— Goal —
Each line of the listing that contains the word "icon" is to be copied.

— Data shown —
+++
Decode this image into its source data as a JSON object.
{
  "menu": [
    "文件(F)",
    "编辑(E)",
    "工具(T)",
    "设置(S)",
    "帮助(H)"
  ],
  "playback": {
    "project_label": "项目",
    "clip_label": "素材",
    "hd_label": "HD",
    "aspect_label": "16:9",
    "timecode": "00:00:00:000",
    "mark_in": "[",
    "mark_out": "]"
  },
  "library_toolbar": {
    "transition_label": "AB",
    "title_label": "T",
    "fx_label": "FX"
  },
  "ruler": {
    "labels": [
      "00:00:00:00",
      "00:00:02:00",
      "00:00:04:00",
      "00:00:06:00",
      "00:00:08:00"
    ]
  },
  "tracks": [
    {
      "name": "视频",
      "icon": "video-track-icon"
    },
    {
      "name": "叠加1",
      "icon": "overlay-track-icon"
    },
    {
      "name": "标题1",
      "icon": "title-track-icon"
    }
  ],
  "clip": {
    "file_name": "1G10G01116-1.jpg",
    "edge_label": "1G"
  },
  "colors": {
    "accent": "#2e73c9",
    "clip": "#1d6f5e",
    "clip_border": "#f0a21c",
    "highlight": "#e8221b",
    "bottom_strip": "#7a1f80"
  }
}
+++
— Written reply —
      "icon": "video-track-icon"
      "icon": "overlay-track-icon"
      "icon": "title-track-icon"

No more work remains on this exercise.